Task
Exclude all pictures, then copy each of the records exactly as written.

....................

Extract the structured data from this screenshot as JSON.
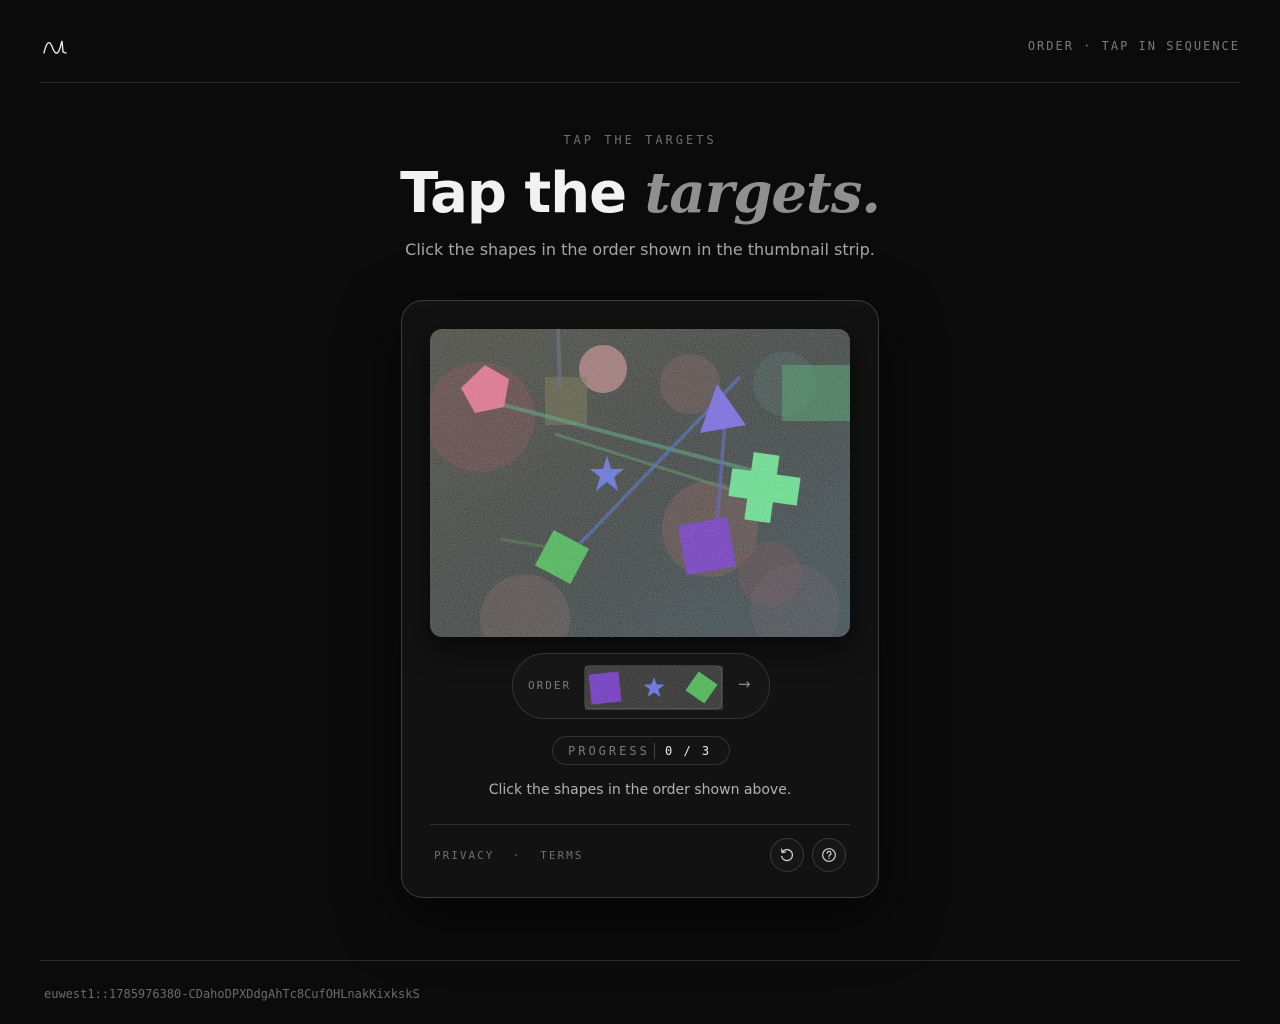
{
  "header": {
    "logo_icon": "wave-logo-icon",
    "mode_text": "ORDER · TAP IN SEQUENCE"
  },
  "hero": {
    "eyebrow": "TAP THE TARGETS",
    "title_plain": "Tap the",
    "title_emphasis": "targets.",
    "subtitle": "Click the shapes in the order shown in the thumbnail strip."
  },
  "challenge": {
    "order_label": "ORDER",
    "order_sequence": [
      "purple-square",
      "blue-star",
      "green-diamond"
    ],
    "next_icon": "arrow-right-icon",
    "next_glyph": "→",
    "progress_label": "PROGRESS",
    "progress_value": "0 / 3",
    "instruction": "Click the shapes in the order shown above.",
    "stage_shapes": [
      "pink-pentagon",
      "purple-triangle",
      "green-square",
      "blue-star",
      "green-cross",
      "purple-square",
      "green-diamond"
    ]
  },
  "card_footer": {
    "privacy_label": "PRIVACY",
    "separator": "·",
    "terms_label": "TERMS",
    "refresh_icon": "refresh-icon",
    "help_icon": "help-icon"
  },
  "footer": {
    "session_id": "euwest1::1785976380-CDahoDPXDdgAhTc8CufOHLnakKixkskS"
  },
  "colors": {
    "background": "#0b0b0b",
    "card": "#121212",
    "pink": "#e86a8c",
    "purple": "#6a2ac4",
    "blue": "#5a6ae8",
    "green": "#3fb84a",
    "mint": "#5ee88a"
  }
}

....................

Answer to this problem
Extract the structured data from this screenshot as JSON.
{
  "header": {
    "logo_icon": "wave-logo-icon",
    "mode_text": "ORDER · TAP IN SEQUENCE"
  },
  "hero": {
    "eyebrow": "TAP THE TARGETS",
    "title_plain": "Tap the",
    "title_emphasis": "targets.",
    "subtitle": "Click the shapes in the order shown in the thumbnail strip."
  },
  "challenge": {
    "order_label": "ORDER",
    "order_sequence": [
      "purple-square",
      "blue-star",
      "green-diamond"
    ],
    "next_icon": "arrow-right-icon",
    "next_glyph": "→",
    "progress_label": "PROGRESS",
    "progress_value": "0 / 3",
    "instruction": "Click the shapes in the order shown above.",
    "stage_shapes": [
      "pink-pentagon",
      "purple-triangle",
      "green-square",
      "blue-star",
      "green-cross",
      "purple-square",
      "green-diamond"
    ]
  },
  "card_footer": {
    "privacy_label": "PRIVACY",
    "separator": "·",
    "terms_label": "TERMS",
    "refresh_icon": "refresh-icon",
    "help_icon": "help-icon"
  },
  "footer": {
    "session_id": "euwest1::1785976380-CDahoDPXDdgAhTc8CufOHLnakKixkskS"
  },
  "colors": {
    "background": "#0b0b0b",
    "card": "#121212",
    "pink": "#e86a8c",
    "purple": "#6a2ac4",
    "blue": "#5a6ae8",
    "green": "#3fb84a",
    "mint": "#5ee88a"
  }
}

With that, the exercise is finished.